Given task –
Lay out each of these lines as one string in a JSON list, skipping any blank lines.

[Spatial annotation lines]
○ ○ ○ ○ ○ ○ ○

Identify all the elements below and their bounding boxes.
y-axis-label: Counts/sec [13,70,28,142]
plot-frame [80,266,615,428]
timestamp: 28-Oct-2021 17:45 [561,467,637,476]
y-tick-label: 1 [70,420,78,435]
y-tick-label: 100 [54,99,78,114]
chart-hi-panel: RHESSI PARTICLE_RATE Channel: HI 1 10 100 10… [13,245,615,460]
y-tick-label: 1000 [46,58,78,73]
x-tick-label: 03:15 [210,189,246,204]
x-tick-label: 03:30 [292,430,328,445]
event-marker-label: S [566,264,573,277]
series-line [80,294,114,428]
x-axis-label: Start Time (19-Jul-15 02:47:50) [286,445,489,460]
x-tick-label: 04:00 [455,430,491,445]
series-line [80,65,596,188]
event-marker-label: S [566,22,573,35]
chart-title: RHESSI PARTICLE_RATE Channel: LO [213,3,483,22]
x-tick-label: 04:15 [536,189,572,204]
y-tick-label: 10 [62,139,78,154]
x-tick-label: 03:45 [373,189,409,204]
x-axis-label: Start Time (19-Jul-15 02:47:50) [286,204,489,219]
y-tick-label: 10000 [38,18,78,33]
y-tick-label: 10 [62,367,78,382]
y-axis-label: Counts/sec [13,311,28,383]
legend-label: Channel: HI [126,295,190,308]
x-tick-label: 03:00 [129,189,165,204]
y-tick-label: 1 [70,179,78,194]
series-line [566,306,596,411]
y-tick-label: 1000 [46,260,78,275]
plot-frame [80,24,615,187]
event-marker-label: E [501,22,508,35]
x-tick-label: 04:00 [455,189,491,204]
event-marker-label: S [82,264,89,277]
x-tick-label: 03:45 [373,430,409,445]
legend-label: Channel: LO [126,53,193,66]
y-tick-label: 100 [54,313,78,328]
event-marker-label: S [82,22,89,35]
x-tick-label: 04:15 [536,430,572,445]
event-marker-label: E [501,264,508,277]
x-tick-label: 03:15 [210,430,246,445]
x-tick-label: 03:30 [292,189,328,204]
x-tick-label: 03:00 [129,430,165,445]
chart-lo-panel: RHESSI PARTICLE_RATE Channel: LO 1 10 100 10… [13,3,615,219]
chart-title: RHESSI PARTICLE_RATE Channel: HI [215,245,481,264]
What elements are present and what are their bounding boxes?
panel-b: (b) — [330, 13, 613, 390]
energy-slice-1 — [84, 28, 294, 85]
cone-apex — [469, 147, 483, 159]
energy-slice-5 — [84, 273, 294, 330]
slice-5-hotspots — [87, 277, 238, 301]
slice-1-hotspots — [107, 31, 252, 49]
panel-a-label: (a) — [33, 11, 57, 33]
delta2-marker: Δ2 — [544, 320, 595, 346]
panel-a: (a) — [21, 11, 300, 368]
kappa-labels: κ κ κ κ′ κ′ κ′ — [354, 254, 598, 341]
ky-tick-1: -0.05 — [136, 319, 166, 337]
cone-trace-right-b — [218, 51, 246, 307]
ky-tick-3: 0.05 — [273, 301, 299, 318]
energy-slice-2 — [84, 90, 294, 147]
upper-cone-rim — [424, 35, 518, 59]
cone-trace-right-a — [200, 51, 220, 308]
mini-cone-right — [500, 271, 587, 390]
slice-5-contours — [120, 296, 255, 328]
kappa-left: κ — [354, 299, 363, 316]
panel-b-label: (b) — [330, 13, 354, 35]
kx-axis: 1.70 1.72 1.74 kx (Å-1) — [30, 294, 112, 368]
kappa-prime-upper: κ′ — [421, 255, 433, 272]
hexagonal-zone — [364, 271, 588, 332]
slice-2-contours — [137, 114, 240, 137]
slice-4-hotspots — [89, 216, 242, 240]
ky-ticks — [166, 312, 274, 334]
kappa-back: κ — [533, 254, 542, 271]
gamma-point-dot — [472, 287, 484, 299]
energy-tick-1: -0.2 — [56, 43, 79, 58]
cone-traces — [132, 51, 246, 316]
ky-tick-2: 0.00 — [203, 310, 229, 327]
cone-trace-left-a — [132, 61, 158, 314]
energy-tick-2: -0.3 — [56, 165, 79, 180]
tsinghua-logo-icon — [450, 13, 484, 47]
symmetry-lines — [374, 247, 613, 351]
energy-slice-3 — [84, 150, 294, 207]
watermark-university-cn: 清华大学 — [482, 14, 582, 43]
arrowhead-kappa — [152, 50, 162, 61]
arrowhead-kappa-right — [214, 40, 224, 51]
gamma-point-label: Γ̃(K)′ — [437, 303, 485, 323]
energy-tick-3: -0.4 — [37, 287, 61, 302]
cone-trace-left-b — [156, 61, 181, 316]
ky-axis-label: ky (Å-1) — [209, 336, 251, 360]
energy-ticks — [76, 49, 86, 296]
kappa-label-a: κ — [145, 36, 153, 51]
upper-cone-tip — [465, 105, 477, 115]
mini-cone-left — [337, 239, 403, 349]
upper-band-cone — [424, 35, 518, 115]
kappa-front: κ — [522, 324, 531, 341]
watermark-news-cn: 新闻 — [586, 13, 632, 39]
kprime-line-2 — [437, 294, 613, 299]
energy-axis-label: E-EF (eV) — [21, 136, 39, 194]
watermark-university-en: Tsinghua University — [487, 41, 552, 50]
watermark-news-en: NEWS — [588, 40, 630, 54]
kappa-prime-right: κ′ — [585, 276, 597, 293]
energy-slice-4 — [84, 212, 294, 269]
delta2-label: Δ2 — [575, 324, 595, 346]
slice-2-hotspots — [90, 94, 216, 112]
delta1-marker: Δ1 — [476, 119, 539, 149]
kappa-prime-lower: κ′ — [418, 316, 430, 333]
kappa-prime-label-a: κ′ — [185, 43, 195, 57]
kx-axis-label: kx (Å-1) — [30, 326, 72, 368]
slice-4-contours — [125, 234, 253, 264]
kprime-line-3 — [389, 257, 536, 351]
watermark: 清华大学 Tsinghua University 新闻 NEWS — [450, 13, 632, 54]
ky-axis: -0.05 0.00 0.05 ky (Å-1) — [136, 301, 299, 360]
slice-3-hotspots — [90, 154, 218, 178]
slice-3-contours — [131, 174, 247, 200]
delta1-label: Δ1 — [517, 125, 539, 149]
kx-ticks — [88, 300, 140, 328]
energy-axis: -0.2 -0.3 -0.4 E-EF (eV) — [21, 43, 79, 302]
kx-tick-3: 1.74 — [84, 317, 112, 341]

○ ○ ○ ○ ○ ○ ○

Correct output –
[
  "Identify all the elements below and their bounding boxes.",
  "y-axis-label: Counts/sec [13,70,28,142]",
  "plot-frame [80,266,615,428]",
  "timestamp: 28-Oct-2021 17:45 [561,467,637,476]",
  "y-tick-label: 1 [70,420,78,435]",
  "y-tick-label: 100 [54,99,78,114]",
  "chart-hi-panel: RHESSI PARTICLE_RATE Channel: HI 1 10 100 10… [13,245,615,460]",
  "y-tick-label: 1000 [46,58,78,73]",
  "x-tick-label: 03:15 [210,189,246,204]",
  "x-tick-label: 03:30 [292,430,328,445]",
  "event-marker-label: S [566,264,573,277]",
  "series-line [80,294,114,428]",
  "x-axis-label: Start Time (19-Jul-15 02:47:50) [286,445,489,460]",
  "x-tick-label: 04:00 [455,430,491,445]",
  "series-line [80,65,596,188]",
  "event-marker-label: S [566,22,573,35]",
  "chart-title: RHESSI PARTICLE_RATE Channel: LO [213,3,483,22]",
  "x-tick-label: 04:15 [536,189,572,204]",
  "y-tick-label: 10 [62,139,78,154]",
  "x-tick-label: 03:45 [373,189,409,204]",
  "x-axis-label: Start Time (19-Jul-15 02:47:50) [286,204,489,219]",
  "y-tick-label: 10000 [38,18,78,33]",
  "y-tick-label: 10 [62,367,78,382]",
  "y-axis-label: Counts/sec [13,311,28,383]",
  "legend-label: Channel: HI [126,295,190,308]",
  "x-tick-label: 03:00 [129,189,165,204]",
  "y-tick-label: 1 [70,179,78,194]",
  "series-line [566,306,596,411]",
  "y-tick-label: 1000 [46,260,78,275]",
  "plot-frame [80,24,615,187]",
  "event-marker-label: E [501,22,508,35]",
  "x-tick-label: 04:00 [455,189,491,204]",
  "event-marker-label: S [82,264,89,277]",
  "x-tick-label: 03:45 [373,430,409,445]",
  "legend-label: Channel: LO [126,53,193,66]",
  "y-tick-label: 100 [54,313,78,328]",
  "event-marker-label: S [82,22,89,35]",
  "x-tick-label: 04:15 [536,430,572,445]",
  "event-marker-label: E [501,264,508,277]",
  "x-tick-label: 03:15 [210,430,246,445]",
  "x-tick-label: 03:30 [292,189,328,204]",
  "x-tick-label: 03:00 [129,430,165,445]",
  "chart-lo-panel: RHESSI PARTICLE_RATE Channel: LO 1 10 100 10… [13,3,615,219]",
  "chart-title: RHESSI PARTICLE_RATE Channel: HI [215,245,481,264]",
  "What elements are present and what are their bounding boxes?",
  "panel-b: (b) — [330, 13, 613, 390]",
  "energy-slice-1 — [84, 28, 294, 85]",
  "cone-apex — [469, 147, 483, 159]",
  "energy-slice-5 — [84, 273, 294, 330]",
  "slice-5-hotspots — [87, 277, 238, 301]",
  "slice-1-hotspots — [107, 31, 252, 49]",
  "panel-a-label: (a) — [33, 11, 57, 33]",
  "delta2-marker: Δ2 — [544, 320, 595, 346]",
  "panel-a: (a) — [21, 11, 300, 368]",
  "kappa-labels: κ κ κ κ′ κ′ κ′ — [354, 254, 598, 341]",
  "ky-tick-1: -0.05 — [136, 319, 166, 337]",
  "cone-trace-right-b — [218, 51, 246, 307]",
  "ky-tick-3: 0.05 — [273, 301, 299, 318]",
  "energy-slice-2 — [84, 90, 294, 147]",
  "upper-cone-rim — [424, 35, 518, 59]",
  "cone-trace-right-a — [200, 51, 220, 308]",
  "mini-cone-right — [500, 271, 587, 390]",
  "slice-5-contours — [120, 296, 255, 328]",
  "kappa-left: κ — [354, 299, 363, 316]",
  "panel-b-label: (b) — [330, 13, 354, 35]",
  "kx-axis: 1.70 1.72 1.74 kx (Å-1) — [30, 294, 112, 368]",
  "kappa-prime-upper: κ′ — [421, 255, 433, 272]",
  "hexagonal-zone — [364, 271, 588, 332]",
  "slice-2-contours — [137, 114, 240, 137]",
  "slice-4-hotspots — [89, 216, 242, 240]",
  "ky-ticks — [166, 312, 274, 334]",
  "kappa-back: κ — [533, 254, 542, 271]",
  "gamma-point-dot — [472, 287, 484, 299]",
  "energy-tick-1: -0.2 — [56, 43, 79, 58]",
  "cone-traces — [132, 51, 246, 316]",
  "ky-tick-2: 0.00 — [203, 310, 229, 327]",
  "cone-trace-left-a — [132, 61, 158, 314]",
  "energy-tick-2: -0.3 — [56, 165, 79, 180]",
  "tsinghua-logo-icon — [450, 13, 484, 47]",
  "symmetry-lines — [374, 247, 613, 351]",
  "energy-slice-3 — [84, 150, 294, 207]",
  "watermark-university-cn: 清华大学 — [482, 14, 582, 43]",
  "arrowhead-kappa — [152, 50, 162, 61]",
  "arrowhead-kappa-right — [214, 40, 224, 51]",
  "gamma-point-label: Γ̃(K)′ — [437, 303, 485, 323]",
  "energy-tick-3: -0.4 — [37, 287, 61, 302]",
  "cone-trace-left-b — [156, 61, 181, 316]",
  "ky-axis-label: ky (Å-1) — [209, 336, 251, 360]",
  "energy-ticks — [76, 49, 86, 296]",
  "kappa-label-a: κ — [145, 36, 153, 51]",
  "upper-cone-tip — [465, 105, 477, 115]",
  "mini-cone-left — [337, 239, 403, 349]",
  "upper-band-cone — [424, 35, 518, 115]",
  "kappa-front: κ — [522, 324, 531, 341]",
  "watermark-news-cn: 新闻 — [586, 13, 632, 39]",
  "kprime-line-2 — [437, 294, 613, 299]",
  "energy-axis-label: E-EF (eV) — [21, 136, 39, 194]",
  "watermark-university-en: Tsinghua University — [487, 41, 552, 50]",
  "watermark-news-en: NEWS — [588, 40, 630, 54]",
  "kappa-prime-right: κ′ — [585, 276, 597, 293]",
  "energy-slice-4 — [84, 212, 294, 269]",
  "delta2-label: Δ2 — [575, 324, 595, 346]",
  "slice-2-hotspots — [90, 94, 216, 112]",
  "delta1-marker: Δ1 — [476, 119, 539, 149]",
  "kappa-prime-lower: κ′ — [418, 316, 430, 333]",
  "kappa-prime-label-a: κ′ — [185, 43, 195, 57]",
  "kx-axis-label: kx (Å-1) — [30, 326, 72, 368]",
  "slice-4-contours — [125, 234, 253, 264]",
  "kprime-line-3 — [389, 257, 536, 351]",
  "watermark: 清华大学 Tsinghua University 新闻 NEWS — [450, 13, 632, 54]",
  "ky-axis: -0.05 0.00 0.05 ky (Å-1) — [136, 301, 299, 360]",
  "slice-3-hotspots — [90, 154, 218, 178]",
  "slice-3-contours — [131, 174, 247, 200]",
  "delta1-label: Δ1 — [517, 125, 539, 149]",
  "kx-ticks — [88, 300, 140, 328]",
  "energy-axis: -0.2 -0.3 -0.4 E-EF (eV) — [21, 43, 79, 302]",
  "kx-tick-3: 1.74 — [84, 317, 112, 341]"
]